Bacaan
--
Senin, 11 Januari 2016

The Voice Indonesia : Mengejar Mimpi di Bawah Langit Ibukota (Part 2)

Antrian panjaaang

Untuk lihat Part 1, klik di sini

Di tengah kegalauan, antara mau antri audisi sendirian atau mau nunggu teman, sebuah pesan BBM beserta foto tempat dikirim oleh seorang teman Facebook namanya Dika. Nggak pakai lama, aku langsung menghampirinya di dekat antrian. Dika bersama temannya, namanya Alwi. Dan seperti dengan cewek-cewek tadi, kami pun langsung akrab. Bersama kami ada teman lain dari grup Facebook, yaitu Aris, Zaki dan teman Aris yang nggak kuketahui namanya. Tapi saat antri, mereka terpisah dari kami.
--
Data Mentah
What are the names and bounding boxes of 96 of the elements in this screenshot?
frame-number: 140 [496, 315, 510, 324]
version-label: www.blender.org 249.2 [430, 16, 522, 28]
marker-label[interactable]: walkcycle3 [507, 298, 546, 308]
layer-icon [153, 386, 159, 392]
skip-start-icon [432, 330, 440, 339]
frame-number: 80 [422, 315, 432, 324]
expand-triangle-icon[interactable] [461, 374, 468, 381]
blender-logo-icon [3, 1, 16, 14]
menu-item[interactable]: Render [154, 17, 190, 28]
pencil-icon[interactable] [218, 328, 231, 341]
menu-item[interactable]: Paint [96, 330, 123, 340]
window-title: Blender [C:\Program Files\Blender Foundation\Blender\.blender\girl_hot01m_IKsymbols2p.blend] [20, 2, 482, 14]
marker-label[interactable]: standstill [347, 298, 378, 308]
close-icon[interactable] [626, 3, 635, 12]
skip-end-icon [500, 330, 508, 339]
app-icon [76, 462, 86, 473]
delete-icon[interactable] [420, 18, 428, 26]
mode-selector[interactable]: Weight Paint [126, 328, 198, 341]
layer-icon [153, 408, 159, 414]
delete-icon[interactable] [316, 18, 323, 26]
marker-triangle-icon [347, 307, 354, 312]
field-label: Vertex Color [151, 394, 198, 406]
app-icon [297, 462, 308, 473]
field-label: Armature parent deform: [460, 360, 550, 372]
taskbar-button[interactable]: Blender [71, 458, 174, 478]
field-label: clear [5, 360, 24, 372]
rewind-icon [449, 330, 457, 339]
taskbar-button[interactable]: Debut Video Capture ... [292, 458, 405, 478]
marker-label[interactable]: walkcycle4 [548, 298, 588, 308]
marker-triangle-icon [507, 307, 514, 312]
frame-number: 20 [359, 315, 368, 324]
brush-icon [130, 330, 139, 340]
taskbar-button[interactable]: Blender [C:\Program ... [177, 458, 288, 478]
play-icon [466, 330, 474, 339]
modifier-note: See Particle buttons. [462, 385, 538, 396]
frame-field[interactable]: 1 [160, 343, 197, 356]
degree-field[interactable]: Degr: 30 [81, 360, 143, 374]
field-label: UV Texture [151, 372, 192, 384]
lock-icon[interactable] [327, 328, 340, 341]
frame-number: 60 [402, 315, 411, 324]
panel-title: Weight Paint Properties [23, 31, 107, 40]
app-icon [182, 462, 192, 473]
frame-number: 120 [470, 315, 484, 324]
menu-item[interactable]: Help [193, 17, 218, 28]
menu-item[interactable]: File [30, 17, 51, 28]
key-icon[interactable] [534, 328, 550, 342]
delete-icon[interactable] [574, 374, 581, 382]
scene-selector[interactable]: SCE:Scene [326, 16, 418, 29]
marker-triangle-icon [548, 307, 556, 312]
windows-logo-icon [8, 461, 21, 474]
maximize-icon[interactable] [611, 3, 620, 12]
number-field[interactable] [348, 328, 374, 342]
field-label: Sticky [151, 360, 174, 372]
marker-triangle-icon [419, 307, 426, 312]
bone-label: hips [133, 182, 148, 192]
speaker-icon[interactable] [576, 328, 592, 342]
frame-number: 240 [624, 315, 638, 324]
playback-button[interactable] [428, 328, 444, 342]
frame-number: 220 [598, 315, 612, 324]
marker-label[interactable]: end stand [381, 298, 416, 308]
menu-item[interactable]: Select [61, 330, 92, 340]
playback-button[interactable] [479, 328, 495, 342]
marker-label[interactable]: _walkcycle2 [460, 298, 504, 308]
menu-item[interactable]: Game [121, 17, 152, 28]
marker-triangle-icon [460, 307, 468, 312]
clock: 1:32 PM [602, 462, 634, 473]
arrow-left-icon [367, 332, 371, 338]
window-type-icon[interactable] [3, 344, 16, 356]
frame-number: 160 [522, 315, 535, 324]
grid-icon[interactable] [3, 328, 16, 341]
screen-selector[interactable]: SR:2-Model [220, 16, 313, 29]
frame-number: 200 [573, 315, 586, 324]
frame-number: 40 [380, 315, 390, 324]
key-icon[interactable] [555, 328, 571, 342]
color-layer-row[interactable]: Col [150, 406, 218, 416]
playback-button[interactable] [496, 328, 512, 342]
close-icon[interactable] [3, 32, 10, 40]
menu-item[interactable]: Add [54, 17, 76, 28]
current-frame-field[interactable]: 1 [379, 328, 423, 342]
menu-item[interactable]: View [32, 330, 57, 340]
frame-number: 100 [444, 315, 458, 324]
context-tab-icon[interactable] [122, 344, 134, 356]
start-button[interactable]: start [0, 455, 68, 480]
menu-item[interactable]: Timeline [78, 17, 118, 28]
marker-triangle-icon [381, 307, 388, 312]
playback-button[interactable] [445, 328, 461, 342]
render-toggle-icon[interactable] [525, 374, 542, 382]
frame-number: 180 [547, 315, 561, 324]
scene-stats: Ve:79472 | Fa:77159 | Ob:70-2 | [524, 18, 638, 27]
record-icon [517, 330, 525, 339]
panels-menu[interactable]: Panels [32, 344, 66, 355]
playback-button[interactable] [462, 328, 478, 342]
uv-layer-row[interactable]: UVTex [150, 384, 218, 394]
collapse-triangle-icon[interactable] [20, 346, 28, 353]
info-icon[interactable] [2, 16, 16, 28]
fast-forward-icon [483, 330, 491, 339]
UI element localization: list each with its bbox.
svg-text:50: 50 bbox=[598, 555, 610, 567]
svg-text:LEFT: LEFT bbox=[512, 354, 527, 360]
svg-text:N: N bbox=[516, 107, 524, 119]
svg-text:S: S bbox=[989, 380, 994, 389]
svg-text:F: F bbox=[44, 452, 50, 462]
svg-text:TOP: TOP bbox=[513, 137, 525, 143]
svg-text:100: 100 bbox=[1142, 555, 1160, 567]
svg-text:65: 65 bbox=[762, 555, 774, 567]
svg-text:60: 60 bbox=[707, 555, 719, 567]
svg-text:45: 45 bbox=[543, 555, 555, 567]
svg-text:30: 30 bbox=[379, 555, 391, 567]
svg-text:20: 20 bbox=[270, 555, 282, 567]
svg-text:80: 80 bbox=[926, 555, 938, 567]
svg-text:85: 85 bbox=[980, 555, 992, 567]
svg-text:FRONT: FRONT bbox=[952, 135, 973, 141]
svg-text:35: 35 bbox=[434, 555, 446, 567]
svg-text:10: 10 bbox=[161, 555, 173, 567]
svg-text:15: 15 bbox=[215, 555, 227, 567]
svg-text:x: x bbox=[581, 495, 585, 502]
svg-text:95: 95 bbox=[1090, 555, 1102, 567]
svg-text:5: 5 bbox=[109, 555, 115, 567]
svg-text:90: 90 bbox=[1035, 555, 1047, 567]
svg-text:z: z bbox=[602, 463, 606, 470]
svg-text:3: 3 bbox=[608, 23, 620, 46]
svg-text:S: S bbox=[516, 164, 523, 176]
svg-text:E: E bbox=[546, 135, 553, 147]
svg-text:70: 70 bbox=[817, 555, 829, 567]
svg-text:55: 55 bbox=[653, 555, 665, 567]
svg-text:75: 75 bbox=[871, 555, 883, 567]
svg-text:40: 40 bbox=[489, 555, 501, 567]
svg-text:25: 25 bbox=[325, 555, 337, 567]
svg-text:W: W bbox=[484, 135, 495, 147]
--
Daftar Tugas
1/ Tuliskan kembali seluruh bacaan tentang audisi The Voice Indonesia tanpa mengubah satu kata pun.
2/ Ulangi baris-baris dalam daftar tanpa perubahan, dimulai dari baris pertama daftar dan terus sampai baris yang memuat "field-label: clear [5, 360, 24, 372]", termasuk baris itu sendiri.

Kunci Jawaban
1/
Senin, 11 Januari 2016

The Voice Indonesia : Mengejar Mimpi di Bawah Langit Ibukota (Part 2)

Antrian panjaaang

Untuk lihat Part 1, klik di sini

Di tengah kegalauan, antara mau antri audisi sendirian atau mau nunggu teman, sebuah pesan BBM beserta foto tempat dikirim oleh seorang teman Facebook namanya Dika. Nggak pakai lama, aku langsung menghampirinya di dekat antrian. Dika bersama temannya, namanya Alwi. Dan seperti dengan cewek-cewek tadi, kami pun langsung akrab. Bersama kami ada teman lain dari grup Facebook, yaitu Aris, Zaki dan teman Aris yang nggak kuketahui namanya. Tapi saat antri, mereka terpisah dari kami.

2/
What are the names and bounding boxes of 96 of the elements in this screenshot?
frame-number: 140 [496, 315, 510, 324]
version-label: www.blender.org 249.2 [430, 16, 522, 28]
marker-label[interactable]: walkcycle3 [507, 298, 546, 308]
layer-icon [153, 386, 159, 392]
skip-start-icon [432, 330, 440, 339]
frame-number: 80 [422, 315, 432, 324]
expand-triangle-icon[interactable] [461, 374, 468, 381]
blender-logo-icon [3, 1, 16, 14]
menu-item[interactable]: Render [154, 17, 190, 28]
pencil-icon[interactable] [218, 328, 231, 341]
menu-item[interactable]: Paint [96, 330, 123, 340]
window-title: Blender [C:\Program Files\Blender Foundation\Blender\.blender\girl_hot01m_IKsymbols2p.blend] [20, 2, 482, 14]
marker-label[interactable]: standstill [347, 298, 378, 308]
close-icon[interactable] [626, 3, 635, 12]
skip-end-icon [500, 330, 508, 339]
app-icon [76, 462, 86, 473]
delete-icon[interactable] [420, 18, 428, 26]
mode-selector[interactable]: Weight Paint [126, 328, 198, 341]
layer-icon [153, 408, 159, 414]
delete-icon[interactable] [316, 18, 323, 26]
marker-triangle-icon [347, 307, 354, 312]
field-label: Vertex Color [151, 394, 198, 406]
app-icon [297, 462, 308, 473]
field-label: Armature parent deform: [460, 360, 550, 372]
taskbar-button[interactable]: Blender [71, 458, 174, 478]
field-label: clear [5, 360, 24, 372]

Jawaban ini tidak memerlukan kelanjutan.